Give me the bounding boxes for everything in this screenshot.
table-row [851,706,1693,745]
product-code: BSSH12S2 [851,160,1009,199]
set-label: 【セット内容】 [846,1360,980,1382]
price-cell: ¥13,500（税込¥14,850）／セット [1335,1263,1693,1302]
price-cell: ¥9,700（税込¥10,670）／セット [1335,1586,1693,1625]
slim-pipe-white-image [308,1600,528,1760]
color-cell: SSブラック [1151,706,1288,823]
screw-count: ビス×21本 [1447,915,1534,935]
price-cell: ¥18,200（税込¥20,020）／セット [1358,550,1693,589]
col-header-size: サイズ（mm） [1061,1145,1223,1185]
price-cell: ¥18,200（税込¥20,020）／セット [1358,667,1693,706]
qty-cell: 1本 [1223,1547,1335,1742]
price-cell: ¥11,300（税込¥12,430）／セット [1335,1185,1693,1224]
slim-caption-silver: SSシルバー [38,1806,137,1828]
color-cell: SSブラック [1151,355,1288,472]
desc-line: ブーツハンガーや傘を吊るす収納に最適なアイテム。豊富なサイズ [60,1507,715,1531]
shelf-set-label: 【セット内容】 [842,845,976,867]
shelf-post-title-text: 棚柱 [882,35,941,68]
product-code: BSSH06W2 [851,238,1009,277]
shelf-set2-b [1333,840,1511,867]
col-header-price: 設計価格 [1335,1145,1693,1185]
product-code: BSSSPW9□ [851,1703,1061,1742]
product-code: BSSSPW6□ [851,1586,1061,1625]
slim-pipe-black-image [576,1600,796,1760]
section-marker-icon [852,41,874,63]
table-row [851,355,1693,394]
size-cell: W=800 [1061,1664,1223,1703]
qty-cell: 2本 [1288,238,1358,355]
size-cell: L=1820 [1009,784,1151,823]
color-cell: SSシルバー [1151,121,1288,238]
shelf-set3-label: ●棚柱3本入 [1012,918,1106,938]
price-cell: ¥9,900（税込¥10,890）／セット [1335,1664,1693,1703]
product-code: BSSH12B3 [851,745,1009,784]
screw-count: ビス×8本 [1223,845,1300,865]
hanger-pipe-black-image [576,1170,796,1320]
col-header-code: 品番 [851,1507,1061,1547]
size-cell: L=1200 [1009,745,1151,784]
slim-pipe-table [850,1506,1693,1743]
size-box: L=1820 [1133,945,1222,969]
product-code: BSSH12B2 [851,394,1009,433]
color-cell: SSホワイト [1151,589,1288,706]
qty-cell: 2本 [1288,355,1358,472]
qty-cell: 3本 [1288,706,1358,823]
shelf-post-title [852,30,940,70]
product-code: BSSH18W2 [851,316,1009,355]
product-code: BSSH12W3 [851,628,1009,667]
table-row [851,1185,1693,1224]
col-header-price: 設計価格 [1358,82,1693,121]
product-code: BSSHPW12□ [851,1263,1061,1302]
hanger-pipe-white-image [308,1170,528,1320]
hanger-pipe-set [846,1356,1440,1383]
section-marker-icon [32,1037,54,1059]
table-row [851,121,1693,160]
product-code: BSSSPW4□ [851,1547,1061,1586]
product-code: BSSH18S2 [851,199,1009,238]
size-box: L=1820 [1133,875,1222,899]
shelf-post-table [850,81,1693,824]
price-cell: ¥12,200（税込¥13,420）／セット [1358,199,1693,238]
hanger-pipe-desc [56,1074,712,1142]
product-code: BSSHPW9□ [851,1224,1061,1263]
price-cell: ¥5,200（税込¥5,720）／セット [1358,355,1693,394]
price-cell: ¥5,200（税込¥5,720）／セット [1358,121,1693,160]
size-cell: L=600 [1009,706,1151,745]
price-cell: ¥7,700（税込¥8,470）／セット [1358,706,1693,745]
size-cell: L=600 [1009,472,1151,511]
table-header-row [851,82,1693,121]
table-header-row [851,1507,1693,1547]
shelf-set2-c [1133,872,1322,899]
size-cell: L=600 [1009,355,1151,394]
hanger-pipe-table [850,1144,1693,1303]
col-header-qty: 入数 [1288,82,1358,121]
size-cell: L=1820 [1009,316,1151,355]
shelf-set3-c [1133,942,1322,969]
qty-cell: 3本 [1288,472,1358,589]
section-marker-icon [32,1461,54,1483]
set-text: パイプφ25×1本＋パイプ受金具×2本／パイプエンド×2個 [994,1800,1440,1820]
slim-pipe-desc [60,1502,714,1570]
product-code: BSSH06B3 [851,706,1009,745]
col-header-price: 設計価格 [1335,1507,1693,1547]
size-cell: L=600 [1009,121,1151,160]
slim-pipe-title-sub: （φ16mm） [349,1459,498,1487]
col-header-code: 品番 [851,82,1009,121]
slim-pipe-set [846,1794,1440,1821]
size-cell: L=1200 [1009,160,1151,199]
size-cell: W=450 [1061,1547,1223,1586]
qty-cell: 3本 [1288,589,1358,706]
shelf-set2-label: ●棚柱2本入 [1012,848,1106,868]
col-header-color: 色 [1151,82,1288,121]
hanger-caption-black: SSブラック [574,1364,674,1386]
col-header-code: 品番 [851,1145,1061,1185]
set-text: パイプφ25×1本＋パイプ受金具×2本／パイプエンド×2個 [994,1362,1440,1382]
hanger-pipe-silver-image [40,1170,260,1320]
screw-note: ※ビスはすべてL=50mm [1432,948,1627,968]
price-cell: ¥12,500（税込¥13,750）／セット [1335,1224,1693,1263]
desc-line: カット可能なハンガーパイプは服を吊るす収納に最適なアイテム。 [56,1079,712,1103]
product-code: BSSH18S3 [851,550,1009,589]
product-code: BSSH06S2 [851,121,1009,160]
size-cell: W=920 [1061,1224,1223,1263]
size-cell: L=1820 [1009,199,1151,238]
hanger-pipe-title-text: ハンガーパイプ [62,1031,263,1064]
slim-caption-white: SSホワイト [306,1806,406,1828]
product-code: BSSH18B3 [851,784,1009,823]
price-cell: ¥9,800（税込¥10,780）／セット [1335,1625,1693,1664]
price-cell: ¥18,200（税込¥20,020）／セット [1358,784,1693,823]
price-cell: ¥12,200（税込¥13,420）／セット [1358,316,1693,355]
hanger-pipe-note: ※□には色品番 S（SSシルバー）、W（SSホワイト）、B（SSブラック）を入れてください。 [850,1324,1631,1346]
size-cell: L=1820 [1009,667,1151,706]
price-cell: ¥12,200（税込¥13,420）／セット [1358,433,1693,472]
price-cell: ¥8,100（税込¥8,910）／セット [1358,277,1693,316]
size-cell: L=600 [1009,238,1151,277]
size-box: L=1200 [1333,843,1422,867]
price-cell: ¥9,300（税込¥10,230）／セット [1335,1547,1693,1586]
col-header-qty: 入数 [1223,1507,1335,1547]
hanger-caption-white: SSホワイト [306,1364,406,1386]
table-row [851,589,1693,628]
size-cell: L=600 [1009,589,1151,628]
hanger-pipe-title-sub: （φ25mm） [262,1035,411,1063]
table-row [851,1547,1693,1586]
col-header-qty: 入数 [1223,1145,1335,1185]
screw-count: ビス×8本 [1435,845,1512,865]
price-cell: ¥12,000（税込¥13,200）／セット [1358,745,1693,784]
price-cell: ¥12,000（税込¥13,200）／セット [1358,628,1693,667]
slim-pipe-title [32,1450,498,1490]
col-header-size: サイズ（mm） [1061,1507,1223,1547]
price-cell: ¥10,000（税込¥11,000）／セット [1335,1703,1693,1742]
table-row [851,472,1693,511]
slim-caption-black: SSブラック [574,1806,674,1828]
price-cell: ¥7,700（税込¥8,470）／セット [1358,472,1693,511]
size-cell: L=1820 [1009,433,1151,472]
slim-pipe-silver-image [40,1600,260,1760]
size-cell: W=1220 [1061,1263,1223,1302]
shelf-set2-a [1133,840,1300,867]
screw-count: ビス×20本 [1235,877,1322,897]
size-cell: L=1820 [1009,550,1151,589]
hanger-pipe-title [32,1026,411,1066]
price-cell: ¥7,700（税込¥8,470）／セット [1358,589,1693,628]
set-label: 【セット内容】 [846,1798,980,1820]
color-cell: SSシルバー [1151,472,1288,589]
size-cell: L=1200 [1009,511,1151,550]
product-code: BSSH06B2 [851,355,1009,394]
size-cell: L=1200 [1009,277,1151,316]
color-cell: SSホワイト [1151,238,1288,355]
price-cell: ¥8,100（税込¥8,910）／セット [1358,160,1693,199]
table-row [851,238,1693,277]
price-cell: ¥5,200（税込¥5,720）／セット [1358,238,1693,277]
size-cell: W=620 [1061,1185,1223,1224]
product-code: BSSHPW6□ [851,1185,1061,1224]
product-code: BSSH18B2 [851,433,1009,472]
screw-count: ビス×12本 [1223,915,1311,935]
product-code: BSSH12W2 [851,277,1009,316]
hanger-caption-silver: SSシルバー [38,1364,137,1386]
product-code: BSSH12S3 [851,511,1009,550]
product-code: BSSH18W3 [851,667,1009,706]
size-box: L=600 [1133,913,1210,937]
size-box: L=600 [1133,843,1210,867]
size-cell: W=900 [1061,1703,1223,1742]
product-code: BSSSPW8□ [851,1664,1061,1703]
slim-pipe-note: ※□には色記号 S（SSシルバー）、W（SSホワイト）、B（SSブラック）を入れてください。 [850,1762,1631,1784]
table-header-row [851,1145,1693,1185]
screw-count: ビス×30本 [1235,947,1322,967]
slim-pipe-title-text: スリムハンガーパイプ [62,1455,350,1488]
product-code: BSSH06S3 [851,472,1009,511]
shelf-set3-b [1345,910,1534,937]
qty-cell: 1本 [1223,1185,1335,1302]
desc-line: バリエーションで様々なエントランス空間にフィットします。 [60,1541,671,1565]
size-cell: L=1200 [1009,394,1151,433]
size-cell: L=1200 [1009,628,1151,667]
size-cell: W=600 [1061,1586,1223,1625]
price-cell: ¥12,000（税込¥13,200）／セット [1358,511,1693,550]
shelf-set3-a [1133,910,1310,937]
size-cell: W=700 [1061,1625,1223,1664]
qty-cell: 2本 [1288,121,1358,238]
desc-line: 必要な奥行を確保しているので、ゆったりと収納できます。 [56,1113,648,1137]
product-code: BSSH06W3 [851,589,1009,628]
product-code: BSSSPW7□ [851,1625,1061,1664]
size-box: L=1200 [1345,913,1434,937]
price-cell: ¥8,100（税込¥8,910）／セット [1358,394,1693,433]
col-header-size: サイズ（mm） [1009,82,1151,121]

○ ○ ○ ○

Reproduce the material above without changes, beginning at its first line and ending with the line that contains "price-cell: ¥18,200（税込¥20,020）／セット [1358,550,1693,589]", including that line.

Answer for the task:
Give me the bounding boxes for everything in this screenshot.
table-row [851,706,1693,745]
product-code: BSSH12S2 [851,160,1009,199]
set-label: 【セット内容】 [846,1360,980,1382]
price-cell: ¥13,500（税込¥14,850）／セット [1335,1263,1693,1302]
price-cell: ¥9,700（税込¥10,670）／セット [1335,1586,1693,1625]
slim-pipe-white-image [308,1600,528,1760]
color-cell: SSブラック [1151,706,1288,823]
screw-count: ビス×21本 [1447,915,1534,935]
price-cell: ¥18,200（税込¥20,020）／セット [1358,550,1693,589]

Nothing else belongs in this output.